Each line holding the word "xlabel" counts once; give the total and nothing more.

START The data

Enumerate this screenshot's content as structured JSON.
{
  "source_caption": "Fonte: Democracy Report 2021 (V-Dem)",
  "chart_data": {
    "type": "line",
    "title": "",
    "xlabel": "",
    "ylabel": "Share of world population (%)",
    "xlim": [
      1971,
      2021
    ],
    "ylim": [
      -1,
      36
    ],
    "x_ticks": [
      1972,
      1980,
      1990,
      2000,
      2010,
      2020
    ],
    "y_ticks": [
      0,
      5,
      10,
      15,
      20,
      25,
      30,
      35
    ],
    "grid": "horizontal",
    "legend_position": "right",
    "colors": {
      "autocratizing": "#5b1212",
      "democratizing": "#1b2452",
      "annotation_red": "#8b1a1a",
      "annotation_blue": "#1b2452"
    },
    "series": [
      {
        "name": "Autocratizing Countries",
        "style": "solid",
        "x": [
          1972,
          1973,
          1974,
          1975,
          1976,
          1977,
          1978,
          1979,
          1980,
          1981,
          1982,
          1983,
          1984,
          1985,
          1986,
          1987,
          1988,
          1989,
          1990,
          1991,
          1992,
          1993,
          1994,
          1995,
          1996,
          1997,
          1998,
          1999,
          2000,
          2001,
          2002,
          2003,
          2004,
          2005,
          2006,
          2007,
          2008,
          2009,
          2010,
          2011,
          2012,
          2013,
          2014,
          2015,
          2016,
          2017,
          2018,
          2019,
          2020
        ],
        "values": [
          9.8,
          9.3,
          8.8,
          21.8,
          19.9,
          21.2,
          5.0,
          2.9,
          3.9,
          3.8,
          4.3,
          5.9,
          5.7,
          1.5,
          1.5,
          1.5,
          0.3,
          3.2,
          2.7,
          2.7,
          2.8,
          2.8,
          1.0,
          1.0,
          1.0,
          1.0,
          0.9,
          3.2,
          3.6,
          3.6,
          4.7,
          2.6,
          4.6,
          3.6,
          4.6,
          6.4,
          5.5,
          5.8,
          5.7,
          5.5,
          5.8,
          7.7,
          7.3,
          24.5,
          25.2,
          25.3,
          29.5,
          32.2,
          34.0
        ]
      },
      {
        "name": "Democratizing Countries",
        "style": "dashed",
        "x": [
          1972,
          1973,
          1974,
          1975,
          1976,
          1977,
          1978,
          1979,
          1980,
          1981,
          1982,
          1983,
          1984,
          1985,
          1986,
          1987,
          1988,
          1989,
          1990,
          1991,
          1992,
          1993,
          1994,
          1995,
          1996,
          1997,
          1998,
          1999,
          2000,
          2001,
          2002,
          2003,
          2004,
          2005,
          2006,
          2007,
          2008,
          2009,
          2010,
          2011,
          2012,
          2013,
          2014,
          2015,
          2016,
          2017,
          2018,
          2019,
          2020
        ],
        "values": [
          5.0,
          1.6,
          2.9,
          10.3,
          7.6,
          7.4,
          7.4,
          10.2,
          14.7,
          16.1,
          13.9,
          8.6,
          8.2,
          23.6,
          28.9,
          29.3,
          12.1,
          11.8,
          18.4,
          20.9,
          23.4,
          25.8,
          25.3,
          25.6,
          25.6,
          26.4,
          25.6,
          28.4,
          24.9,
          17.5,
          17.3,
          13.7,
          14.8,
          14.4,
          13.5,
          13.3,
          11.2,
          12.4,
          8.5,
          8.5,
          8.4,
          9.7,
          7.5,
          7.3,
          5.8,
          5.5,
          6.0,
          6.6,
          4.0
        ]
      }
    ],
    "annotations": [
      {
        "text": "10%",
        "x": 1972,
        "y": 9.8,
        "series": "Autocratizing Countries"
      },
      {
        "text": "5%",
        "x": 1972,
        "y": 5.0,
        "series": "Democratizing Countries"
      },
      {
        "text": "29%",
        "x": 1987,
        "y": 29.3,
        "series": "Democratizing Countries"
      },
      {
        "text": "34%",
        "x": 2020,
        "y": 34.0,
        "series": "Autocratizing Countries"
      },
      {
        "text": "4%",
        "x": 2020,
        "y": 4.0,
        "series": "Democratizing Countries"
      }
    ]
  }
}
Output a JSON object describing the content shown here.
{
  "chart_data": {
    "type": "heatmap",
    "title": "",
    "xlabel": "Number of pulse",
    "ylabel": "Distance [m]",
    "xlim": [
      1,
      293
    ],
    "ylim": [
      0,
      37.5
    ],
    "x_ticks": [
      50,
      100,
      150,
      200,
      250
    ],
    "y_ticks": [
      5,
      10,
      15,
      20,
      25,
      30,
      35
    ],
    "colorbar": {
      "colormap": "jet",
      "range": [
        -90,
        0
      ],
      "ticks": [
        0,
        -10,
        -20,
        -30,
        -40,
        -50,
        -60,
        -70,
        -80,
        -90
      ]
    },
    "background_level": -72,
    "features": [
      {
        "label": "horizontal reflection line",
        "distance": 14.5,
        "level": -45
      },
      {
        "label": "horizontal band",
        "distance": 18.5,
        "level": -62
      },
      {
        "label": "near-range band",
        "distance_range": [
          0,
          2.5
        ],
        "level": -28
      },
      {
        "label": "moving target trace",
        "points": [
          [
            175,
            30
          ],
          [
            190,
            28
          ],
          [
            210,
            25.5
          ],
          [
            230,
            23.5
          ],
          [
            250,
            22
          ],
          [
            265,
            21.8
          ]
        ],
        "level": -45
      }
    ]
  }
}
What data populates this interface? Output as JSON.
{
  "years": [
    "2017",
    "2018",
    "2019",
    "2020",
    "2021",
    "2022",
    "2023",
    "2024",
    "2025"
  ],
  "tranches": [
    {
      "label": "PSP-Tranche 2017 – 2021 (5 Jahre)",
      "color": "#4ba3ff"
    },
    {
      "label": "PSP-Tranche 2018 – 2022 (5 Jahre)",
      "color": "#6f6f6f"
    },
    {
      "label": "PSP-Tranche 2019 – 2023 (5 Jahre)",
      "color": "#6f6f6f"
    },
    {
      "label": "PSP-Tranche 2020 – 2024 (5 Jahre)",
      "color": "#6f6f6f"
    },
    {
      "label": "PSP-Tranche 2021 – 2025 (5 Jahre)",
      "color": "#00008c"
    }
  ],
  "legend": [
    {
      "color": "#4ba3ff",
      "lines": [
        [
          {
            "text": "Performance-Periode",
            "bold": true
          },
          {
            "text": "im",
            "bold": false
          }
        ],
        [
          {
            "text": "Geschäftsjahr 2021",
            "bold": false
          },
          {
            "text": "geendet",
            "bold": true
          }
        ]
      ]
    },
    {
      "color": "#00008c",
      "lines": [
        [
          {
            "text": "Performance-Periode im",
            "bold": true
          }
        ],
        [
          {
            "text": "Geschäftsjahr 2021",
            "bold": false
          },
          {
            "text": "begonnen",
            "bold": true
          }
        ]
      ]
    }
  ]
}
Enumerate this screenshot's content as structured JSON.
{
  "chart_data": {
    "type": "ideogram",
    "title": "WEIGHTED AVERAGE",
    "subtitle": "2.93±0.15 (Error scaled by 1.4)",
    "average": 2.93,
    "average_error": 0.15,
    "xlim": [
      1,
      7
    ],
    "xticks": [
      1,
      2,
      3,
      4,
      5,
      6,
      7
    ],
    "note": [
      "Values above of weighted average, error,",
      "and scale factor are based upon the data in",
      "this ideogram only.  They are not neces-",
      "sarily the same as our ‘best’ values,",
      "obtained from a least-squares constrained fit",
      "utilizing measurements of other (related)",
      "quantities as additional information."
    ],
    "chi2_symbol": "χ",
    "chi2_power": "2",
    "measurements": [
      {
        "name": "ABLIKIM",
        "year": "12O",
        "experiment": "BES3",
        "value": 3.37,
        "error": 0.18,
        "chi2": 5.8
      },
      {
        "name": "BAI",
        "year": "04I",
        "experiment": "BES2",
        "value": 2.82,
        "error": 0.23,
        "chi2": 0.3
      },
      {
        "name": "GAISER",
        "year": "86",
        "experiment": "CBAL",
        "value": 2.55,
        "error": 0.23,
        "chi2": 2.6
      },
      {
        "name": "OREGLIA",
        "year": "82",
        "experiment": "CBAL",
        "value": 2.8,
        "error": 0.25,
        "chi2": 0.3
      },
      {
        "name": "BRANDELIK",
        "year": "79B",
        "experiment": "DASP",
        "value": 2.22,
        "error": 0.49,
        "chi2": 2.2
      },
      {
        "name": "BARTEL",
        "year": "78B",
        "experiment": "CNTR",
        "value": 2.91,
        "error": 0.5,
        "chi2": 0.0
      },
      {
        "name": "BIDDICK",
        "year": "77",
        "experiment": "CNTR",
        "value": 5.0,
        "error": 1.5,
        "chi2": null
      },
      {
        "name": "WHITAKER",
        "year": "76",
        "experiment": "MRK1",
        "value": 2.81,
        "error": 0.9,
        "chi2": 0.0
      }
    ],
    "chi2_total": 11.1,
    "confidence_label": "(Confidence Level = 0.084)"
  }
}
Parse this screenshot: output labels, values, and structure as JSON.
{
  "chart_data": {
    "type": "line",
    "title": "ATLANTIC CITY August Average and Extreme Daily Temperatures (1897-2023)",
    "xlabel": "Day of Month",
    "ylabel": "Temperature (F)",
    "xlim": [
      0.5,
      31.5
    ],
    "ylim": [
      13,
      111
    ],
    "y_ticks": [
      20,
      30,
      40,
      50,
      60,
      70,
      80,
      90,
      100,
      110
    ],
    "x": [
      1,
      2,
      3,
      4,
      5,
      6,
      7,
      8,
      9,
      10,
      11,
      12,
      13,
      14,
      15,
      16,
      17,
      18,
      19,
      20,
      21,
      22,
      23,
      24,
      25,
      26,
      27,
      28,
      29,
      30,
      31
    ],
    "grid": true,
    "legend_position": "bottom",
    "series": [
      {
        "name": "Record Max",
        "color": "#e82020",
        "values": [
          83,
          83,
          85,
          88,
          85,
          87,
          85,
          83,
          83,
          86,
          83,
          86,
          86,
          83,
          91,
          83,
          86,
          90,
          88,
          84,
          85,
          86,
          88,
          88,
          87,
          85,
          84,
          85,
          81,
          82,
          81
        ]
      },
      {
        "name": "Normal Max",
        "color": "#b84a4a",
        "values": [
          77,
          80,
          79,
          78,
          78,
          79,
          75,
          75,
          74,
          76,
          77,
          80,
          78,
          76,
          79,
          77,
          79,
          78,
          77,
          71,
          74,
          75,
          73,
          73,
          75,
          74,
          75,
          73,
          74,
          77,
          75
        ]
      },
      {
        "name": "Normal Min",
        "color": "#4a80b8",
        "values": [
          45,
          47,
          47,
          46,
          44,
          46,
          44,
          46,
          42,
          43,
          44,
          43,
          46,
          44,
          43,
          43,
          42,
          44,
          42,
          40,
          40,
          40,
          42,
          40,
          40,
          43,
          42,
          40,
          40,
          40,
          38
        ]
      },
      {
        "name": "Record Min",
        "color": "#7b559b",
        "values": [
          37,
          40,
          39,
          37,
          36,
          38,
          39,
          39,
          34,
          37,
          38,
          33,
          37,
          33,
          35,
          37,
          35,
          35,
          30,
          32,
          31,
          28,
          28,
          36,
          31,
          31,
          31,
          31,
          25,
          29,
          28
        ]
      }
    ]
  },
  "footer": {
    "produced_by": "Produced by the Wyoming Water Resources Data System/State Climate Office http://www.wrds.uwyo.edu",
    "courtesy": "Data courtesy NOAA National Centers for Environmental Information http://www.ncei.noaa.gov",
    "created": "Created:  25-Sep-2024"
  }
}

END The data

◆ **Task result**
3